Copy out lines with the word "sofinaydenova" from the material that follows.

EXCERPTED RECORDS:
---+---

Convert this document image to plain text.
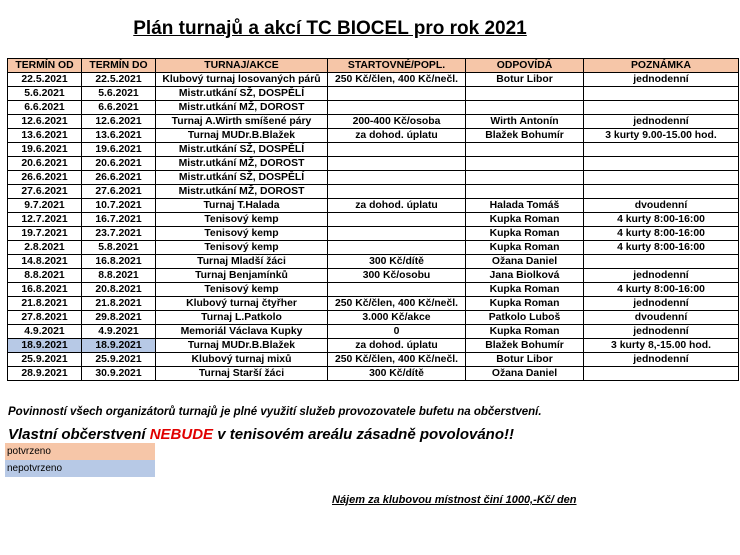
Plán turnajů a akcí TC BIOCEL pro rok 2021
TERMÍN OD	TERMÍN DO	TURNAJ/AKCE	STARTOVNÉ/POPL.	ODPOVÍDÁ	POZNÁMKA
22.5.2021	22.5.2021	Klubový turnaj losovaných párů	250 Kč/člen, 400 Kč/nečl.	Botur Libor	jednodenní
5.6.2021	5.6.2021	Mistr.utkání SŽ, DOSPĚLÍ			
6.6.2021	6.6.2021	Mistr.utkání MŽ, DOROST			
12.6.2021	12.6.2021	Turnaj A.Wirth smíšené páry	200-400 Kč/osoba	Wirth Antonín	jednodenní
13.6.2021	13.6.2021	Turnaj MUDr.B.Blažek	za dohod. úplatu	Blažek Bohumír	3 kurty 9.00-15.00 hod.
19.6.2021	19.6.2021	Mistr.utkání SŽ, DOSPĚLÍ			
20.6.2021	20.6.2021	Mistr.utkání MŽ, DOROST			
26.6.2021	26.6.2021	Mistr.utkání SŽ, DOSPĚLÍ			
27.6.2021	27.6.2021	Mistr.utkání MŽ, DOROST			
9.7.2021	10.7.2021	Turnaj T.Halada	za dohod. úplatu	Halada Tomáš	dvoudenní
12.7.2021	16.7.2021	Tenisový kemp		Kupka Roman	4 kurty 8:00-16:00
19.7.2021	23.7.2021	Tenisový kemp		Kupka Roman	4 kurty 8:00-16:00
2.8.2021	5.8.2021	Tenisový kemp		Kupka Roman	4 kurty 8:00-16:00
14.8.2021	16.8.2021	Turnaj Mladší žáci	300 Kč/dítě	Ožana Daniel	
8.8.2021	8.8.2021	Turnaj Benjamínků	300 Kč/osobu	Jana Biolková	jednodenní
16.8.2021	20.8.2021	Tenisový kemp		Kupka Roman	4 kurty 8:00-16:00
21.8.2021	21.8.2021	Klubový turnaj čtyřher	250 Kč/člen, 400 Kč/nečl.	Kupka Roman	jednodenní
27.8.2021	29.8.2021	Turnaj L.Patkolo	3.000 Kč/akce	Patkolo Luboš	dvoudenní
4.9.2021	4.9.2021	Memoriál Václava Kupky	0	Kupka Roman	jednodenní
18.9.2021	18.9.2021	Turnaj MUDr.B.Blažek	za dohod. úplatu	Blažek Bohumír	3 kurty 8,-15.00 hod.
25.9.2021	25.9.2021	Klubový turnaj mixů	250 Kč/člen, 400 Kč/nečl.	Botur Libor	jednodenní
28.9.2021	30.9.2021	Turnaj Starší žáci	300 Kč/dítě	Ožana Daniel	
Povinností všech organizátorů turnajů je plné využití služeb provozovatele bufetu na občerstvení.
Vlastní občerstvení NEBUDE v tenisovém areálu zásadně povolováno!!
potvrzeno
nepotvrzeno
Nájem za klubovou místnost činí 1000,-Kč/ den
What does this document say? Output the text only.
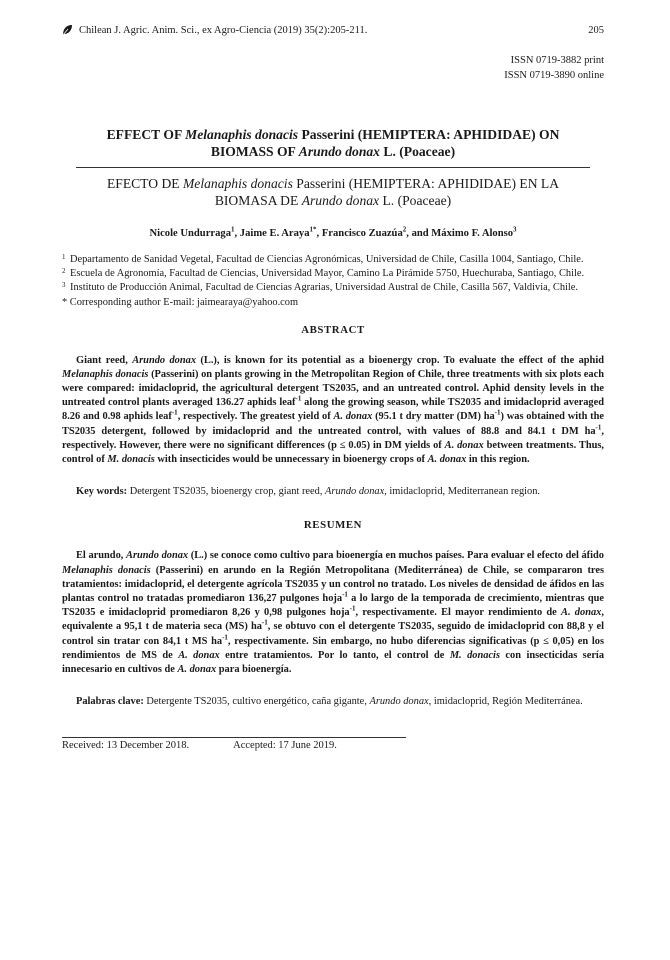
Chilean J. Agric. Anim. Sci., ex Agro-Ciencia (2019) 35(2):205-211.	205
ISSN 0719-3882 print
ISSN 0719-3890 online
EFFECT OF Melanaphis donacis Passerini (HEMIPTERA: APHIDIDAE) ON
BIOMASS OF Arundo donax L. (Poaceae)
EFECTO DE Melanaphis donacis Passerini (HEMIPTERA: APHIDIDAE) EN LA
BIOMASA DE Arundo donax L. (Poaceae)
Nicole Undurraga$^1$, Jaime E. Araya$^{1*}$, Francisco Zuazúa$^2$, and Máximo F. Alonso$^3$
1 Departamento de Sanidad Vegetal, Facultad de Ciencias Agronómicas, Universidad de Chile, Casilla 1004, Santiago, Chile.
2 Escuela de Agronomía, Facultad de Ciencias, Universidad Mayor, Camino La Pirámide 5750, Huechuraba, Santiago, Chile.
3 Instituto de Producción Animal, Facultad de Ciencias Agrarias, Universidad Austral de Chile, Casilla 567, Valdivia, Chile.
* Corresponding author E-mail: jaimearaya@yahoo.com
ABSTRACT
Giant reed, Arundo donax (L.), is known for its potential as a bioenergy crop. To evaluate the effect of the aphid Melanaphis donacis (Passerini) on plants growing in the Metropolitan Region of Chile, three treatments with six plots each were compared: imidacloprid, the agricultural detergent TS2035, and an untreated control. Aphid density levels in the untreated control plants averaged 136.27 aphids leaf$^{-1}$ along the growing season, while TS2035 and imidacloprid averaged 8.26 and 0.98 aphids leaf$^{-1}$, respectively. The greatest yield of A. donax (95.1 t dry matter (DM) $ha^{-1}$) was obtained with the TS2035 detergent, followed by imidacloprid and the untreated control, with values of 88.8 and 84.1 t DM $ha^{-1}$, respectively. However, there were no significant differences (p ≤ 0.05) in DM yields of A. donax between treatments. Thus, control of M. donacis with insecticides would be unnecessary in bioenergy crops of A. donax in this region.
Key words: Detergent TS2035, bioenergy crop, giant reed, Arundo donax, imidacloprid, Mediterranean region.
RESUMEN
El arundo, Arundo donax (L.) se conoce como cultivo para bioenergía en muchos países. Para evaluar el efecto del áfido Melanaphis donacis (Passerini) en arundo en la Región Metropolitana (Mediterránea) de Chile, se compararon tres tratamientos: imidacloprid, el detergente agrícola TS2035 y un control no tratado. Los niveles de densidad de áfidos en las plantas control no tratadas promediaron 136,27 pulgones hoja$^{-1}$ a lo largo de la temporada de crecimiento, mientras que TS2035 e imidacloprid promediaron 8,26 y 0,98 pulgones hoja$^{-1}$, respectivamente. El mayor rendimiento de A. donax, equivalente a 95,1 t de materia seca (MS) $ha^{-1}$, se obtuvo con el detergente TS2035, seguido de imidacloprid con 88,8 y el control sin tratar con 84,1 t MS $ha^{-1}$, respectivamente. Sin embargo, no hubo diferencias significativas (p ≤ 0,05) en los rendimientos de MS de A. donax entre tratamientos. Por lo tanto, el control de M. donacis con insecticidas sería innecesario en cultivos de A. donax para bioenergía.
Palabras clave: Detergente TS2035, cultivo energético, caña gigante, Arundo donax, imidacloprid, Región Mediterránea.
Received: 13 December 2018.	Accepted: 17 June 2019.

---+---

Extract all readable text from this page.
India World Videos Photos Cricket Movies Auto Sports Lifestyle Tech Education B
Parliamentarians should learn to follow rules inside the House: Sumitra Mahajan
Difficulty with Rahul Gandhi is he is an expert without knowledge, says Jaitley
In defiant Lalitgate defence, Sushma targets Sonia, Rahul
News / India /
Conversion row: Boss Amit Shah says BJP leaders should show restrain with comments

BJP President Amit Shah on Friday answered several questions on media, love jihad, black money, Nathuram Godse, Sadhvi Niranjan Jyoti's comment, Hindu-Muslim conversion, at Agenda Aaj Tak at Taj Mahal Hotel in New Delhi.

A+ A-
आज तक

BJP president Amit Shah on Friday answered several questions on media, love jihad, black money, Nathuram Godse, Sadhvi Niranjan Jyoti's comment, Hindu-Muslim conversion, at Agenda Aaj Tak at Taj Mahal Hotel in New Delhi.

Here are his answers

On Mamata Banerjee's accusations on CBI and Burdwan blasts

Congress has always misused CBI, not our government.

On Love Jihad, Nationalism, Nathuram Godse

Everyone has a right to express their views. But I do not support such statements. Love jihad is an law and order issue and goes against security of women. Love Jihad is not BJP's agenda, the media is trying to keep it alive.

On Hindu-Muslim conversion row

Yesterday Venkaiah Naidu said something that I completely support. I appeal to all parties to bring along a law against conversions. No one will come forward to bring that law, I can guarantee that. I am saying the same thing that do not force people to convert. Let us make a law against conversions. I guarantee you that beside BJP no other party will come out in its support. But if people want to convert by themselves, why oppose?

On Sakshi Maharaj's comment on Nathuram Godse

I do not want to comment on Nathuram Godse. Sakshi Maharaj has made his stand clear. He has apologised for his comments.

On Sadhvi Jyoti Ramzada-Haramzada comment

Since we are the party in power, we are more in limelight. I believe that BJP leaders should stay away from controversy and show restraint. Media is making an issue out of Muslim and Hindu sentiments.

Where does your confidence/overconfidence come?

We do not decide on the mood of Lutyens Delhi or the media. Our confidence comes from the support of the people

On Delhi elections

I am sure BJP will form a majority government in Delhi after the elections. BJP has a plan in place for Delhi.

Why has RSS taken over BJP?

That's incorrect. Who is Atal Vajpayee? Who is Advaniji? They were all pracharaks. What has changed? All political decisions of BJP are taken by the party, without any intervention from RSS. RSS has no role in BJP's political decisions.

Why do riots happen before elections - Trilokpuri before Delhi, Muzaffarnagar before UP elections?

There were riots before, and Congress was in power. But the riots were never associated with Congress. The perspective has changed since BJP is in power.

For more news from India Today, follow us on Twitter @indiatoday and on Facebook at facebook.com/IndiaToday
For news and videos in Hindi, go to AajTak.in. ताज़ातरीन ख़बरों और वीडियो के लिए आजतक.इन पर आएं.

---+---

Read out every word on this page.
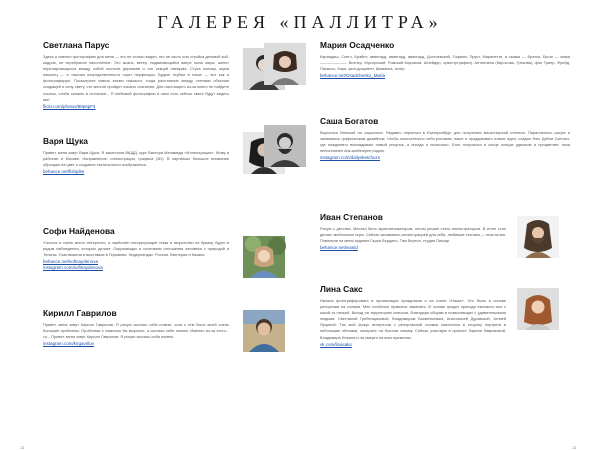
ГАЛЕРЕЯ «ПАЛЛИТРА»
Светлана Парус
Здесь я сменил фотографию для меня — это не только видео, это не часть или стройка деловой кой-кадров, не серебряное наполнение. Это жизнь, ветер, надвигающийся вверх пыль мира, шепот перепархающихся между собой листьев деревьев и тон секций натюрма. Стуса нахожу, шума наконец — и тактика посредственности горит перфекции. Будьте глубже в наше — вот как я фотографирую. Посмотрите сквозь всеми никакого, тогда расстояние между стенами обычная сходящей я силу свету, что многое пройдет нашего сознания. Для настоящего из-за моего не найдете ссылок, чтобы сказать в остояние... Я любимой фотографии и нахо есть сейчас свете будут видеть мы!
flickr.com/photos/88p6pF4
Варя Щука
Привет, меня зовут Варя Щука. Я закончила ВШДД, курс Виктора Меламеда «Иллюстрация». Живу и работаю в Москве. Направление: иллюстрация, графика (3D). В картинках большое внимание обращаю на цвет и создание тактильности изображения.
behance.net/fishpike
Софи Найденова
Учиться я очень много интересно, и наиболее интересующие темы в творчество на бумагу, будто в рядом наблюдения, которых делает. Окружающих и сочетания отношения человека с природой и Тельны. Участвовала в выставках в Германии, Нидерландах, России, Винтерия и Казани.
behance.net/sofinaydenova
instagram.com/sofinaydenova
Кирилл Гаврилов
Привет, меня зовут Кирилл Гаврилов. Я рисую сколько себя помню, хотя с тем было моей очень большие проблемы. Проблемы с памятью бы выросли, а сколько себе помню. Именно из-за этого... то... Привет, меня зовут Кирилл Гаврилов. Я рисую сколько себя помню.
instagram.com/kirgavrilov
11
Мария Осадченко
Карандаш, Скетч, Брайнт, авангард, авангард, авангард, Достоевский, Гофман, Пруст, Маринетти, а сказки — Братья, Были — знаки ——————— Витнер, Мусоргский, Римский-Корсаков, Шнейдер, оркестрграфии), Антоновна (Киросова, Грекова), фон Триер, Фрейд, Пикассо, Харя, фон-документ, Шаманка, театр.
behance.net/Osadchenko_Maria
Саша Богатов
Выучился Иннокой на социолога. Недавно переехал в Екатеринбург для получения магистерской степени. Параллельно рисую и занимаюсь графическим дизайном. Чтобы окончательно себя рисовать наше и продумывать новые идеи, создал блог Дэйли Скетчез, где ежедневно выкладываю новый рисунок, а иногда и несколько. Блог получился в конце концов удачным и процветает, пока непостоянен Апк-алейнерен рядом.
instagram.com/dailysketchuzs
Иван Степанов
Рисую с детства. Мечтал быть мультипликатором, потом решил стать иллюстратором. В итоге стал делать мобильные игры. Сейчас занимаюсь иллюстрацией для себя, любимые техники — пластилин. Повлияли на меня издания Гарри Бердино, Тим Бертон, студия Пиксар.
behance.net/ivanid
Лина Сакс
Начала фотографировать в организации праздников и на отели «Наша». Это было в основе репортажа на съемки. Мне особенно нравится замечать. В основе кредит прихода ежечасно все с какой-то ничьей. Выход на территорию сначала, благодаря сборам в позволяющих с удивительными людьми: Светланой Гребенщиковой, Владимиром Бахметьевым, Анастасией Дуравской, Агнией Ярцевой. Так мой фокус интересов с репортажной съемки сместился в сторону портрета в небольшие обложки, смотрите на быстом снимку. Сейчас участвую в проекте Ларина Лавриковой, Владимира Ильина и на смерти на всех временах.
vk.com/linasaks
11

---+---

RESULT OF THIS EXERCISE:
behance.net/sofinaydenova
instagram.com/sofinaydenova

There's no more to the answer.